Written request. Could you print every record below exactly as it appears?

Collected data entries
====
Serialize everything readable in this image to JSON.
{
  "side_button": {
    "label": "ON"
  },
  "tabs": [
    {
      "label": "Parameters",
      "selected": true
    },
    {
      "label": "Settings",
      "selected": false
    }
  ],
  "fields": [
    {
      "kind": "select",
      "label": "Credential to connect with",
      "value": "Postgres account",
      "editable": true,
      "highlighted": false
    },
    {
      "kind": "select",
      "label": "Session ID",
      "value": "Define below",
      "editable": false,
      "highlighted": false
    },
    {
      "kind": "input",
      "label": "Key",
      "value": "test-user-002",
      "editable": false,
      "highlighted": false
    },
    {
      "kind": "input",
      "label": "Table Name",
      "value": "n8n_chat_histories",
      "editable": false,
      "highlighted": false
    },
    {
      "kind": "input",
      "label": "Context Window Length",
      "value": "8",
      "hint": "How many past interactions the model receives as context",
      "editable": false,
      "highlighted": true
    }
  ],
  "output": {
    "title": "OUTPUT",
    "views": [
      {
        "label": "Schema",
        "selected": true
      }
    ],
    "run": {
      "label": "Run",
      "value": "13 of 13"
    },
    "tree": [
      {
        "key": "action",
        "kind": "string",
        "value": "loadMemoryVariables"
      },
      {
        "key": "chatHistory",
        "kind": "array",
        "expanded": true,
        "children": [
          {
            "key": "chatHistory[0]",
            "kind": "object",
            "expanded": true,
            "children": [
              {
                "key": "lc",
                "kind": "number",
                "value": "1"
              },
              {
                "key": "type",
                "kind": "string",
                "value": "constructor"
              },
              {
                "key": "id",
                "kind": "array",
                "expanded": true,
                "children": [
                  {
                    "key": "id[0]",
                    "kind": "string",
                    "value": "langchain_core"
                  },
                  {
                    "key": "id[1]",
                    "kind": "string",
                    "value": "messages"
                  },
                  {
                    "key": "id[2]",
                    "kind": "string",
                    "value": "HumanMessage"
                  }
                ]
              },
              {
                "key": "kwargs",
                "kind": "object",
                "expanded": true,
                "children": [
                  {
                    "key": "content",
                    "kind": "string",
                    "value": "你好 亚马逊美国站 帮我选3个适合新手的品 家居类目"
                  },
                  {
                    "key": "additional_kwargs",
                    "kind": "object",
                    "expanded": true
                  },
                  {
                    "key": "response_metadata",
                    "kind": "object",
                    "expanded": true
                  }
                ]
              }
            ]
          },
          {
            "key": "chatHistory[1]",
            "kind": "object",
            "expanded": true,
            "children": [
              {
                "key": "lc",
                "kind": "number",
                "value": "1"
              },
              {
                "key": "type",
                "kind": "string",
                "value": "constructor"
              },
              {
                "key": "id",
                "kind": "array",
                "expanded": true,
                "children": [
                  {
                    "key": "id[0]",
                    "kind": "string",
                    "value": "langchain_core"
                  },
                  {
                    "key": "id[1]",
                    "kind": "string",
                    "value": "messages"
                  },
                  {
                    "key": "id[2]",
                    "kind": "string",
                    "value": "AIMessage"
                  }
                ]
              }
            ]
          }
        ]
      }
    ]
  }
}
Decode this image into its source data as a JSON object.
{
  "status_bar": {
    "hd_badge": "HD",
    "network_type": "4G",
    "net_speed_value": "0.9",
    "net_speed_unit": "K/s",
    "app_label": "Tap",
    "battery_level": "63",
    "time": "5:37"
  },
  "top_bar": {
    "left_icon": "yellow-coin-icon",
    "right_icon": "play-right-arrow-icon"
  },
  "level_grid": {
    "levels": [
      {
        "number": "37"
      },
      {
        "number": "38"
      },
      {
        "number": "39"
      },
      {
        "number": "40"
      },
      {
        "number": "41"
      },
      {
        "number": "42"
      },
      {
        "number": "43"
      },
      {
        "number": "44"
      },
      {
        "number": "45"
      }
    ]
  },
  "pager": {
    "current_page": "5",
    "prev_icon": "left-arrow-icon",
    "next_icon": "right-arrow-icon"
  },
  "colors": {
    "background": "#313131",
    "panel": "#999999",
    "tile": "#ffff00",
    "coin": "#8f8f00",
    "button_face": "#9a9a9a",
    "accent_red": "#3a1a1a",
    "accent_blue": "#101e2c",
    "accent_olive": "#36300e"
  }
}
====
Solution to this problem.
Serialize everything readable in this image to JSON.
{
  "side_button": {
    "label": "ON"
  },
  "tabs": [
    {
      "label": "Parameters",
      "selected": true
    },
    {
      "label": "Settings",
      "selected": false
    }
  ],
  "fields": [
    {
      "kind": "select",
      "label": "Credential to connect with",
      "value": "Postgres account",
      "editable": true,
      "highlighted": false
    },
    {
      "kind": "select",
      "label": "Session ID",
      "value": "Define below",
      "editable": false,
      "highlighted": false
    },
    {
      "kind": "input",
      "label": "Key",
      "value": "test-user-002",
      "editable": false,
      "highlighted": false
    },
    {
      "kind": "input",
      "label": "Table Name",
      "value": "n8n_chat_histories",
      "editable": false,
      "highlighted": false
    },
    {
      "kind": "input",
      "label": "Context Window Length",
      "value": "8",
      "hint": "How many past interactions the model receives as context",
      "editable": false,
      "highlighted": true
    }
  ],
  "output": {
    "title": "OUTPUT",
    "views": [
      {
        "label": "Schema",
        "selected": true
      }
    ],
    "run": {
      "label": "Run",
      "value": "13 of 13"
    },
    "tree": [
      {
        "key": "action",
        "kind": "string",
        "value": "loadMemoryVariables"
      },
      {
        "key": "chatHistory",
        "kind": "array",
        "expanded": true,
        "children": [
          {
            "key": "chatHistory[0]",
            "kind": "object",
            "expanded": true,
            "children": [
              {
                "key": "lc",
                "kind": "number",
                "value": "1"
              },
              {
                "key": "type",
                "kind": "string",
                "value": "constructor"
              },
              {
                "key": "id",
                "kind": "array",
                "expanded": true,
                "children": [
                  {
                    "key": "id[0]",
                    "kind": "string",
                    "value": "langchain_core"
                  },
                  {
                    "key": "id[1]",
                    "kind": "string",
                    "value": "messages"
                  },
                  {
                    "key": "id[2]",
                    "kind": "string",
                    "value": "HumanMessage"
                  }
                ]
              },
              {
                "key": "kwargs",
                "kind": "object",
                "expanded": true,
                "children": [
                  {
                    "key": "content",
                    "kind": "string",
                    "value": "你好 亚马逊美国站 帮我选3个适合新手的品 家居类目"
                  },
                  {
                    "key": "additional_kwargs",
                    "kind": "object",
                    "expanded": true
                  },
                  {
                    "key": "response_metadata",
                    "kind": "object",
                    "expanded": true
                  }
                ]
              }
            ]
          },
          {
            "key": "chatHistory[1]",
            "kind": "object",
            "expanded": true,
            "children": [
              {
                "key": "lc",
                "kind": "number",
                "value": "1"
              },
              {
                "key": "type",
                "kind": "string",
                "value": "constructor"
              },
              {
                "key": "id",
                "kind": "array",
                "expanded": true,
                "children": [
                  {
                    "key": "id[0]",
                    "kind": "string",
                    "value": "langchain_core"
                  },
                  {
                    "key": "id[1]",
                    "kind": "string",
                    "value": "messages"
                  },
                  {
                    "key": "id[2]",
                    "kind": "string",
                    "value": "AIMessage"
                  }
                ]
              }
            ]
          }
        ]
      }
    ]
  }
}
Decode this image into its source data as a JSON object.
{
  "status_bar": {
    "hd_badge": "HD",
    "network_type": "4G",
    "net_speed_value": "0.9",
    "net_speed_unit": "K/s",
    "app_label": "Tap",
    "battery_level": "63",
    "time": "5:37"
  },
  "top_bar": {
    "left_icon": "yellow-coin-icon",
    "right_icon": "play-right-arrow-icon"
  },
  "level_grid": {
    "levels": [
      {
        "number": "37"
      },
      {
        "number": "38"
      },
      {
        "number": "39"
      },
      {
        "number": "40"
      },
      {
        "number": "41"
      },
      {
        "number": "42"
      },
      {
        "number": "43"
      },
      {
        "number": "44"
      },
      {
        "number": "45"
      }
    ]
  },
  "pager": {
    "current_page": "5",
    "prev_icon": "left-arrow-icon",
    "next_icon": "right-arrow-icon"
  },
  "colors": {
    "background": "#313131",
    "panel": "#999999",
    "tile": "#ffff00",
    "coin": "#8f8f00",
    "button_face": "#9a9a9a",
    "accent_red": "#3a1a1a",
    "accent_blue": "#101e2c",
    "accent_olive": "#36300e"
  }
}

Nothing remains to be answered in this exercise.